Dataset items
============================================================
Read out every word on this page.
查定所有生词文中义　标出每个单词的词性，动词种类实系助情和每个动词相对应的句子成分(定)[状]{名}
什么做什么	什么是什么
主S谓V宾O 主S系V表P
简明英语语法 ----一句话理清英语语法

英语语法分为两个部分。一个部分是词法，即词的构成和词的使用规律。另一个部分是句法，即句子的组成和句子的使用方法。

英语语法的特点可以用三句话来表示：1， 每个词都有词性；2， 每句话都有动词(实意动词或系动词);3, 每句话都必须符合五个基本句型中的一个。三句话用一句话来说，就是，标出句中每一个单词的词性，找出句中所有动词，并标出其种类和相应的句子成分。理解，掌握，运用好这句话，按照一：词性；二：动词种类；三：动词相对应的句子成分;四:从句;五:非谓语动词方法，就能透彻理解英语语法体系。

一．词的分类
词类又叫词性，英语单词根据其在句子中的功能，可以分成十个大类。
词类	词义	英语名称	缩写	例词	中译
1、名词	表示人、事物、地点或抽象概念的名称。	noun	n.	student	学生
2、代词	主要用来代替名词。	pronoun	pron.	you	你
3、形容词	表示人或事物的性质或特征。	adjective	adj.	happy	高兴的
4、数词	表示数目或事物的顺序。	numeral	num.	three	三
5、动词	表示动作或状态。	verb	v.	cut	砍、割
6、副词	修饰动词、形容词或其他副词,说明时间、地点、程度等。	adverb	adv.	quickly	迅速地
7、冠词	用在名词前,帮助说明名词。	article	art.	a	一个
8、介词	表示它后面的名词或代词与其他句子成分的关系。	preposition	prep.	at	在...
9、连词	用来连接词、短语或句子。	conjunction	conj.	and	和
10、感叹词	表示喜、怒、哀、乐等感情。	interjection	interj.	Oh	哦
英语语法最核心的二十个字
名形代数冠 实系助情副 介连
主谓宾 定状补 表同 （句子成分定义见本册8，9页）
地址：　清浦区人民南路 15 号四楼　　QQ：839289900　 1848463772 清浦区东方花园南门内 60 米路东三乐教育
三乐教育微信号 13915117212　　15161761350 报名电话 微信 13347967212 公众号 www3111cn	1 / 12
============================================================
• **Task prompt**:
Reproduce the complete set of lines precisely as supplied.

• **Task answer**:
Read out every word on this page.
查定所有生词文中义　标出每个单词的词性，动词种类实系助情和每个动词相对应的句子成分(定)[状]{名}
什么做什么	什么是什么
主S谓V宾O 主S系V表P
简明英语语法 ----一句话理清英语语法

英语语法分为两个部分。一个部分是词法，即词的构成和词的使用规律。另一个部分是句法，即句子的组成和句子的使用方法。

英语语法的特点可以用三句话来表示：1， 每个词都有词性；2， 每句话都有动词(实意动词或系动词);3, 每句话都必须符合五个基本句型中的一个。三句话用一句话来说，就是，标出句中每一个单词的词性，找出句中所有动词，并标出其种类和相应的句子成分。理解，掌握，运用好这句话，按照一：词性；二：动词种类；三：动词相对应的句子成分;四:从句;五:非谓语动词方法，就能透彻理解英语语法体系。

一．词的分类
词类又叫词性，英语单词根据其在句子中的功能，可以分成十个大类。
词类	词义	英语名称	缩写	例词	中译
1、名词	表示人、事物、地点或抽象概念的名称。	noun	n.	student	学生
2、代词	主要用来代替名词。	pronoun	pron.	you	你
3、形容词	表示人或事物的性质或特征。	adjective	adj.	happy	高兴的
4、数词	表示数目或事物的顺序。	numeral	num.	three	三
5、动词	表示动作或状态。	verb	v.	cut	砍、割
6、副词	修饰动词、形容词或其他副词,说明时间、地点、程度等。	adverb	adv.	quickly	迅速地
7、冠词	用在名词前,帮助说明名词。	article	art.	a	一个
8、介词	表示它后面的名词或代词与其他句子成分的关系。	preposition	prep.	at	在...
9、连词	用来连接词、短语或句子。	conjunction	conj.	and	和
10、感叹词	表示喜、怒、哀、乐等感情。	interjection	interj.	Oh	哦
英语语法最核心的二十个字
名形代数冠 实系助情副 介连
主谓宾 定状补 表同 （句子成分定义见本册8，9页）
地址：　清浦区人民南路 15 号四楼　　QQ：839289900　 1848463772 清浦区东方花园南门内 60 米路东三乐教育
三乐教育微信号 13915117212　　15161761350 报名电话 微信 13347967212 公众号 www3111cn	1 / 12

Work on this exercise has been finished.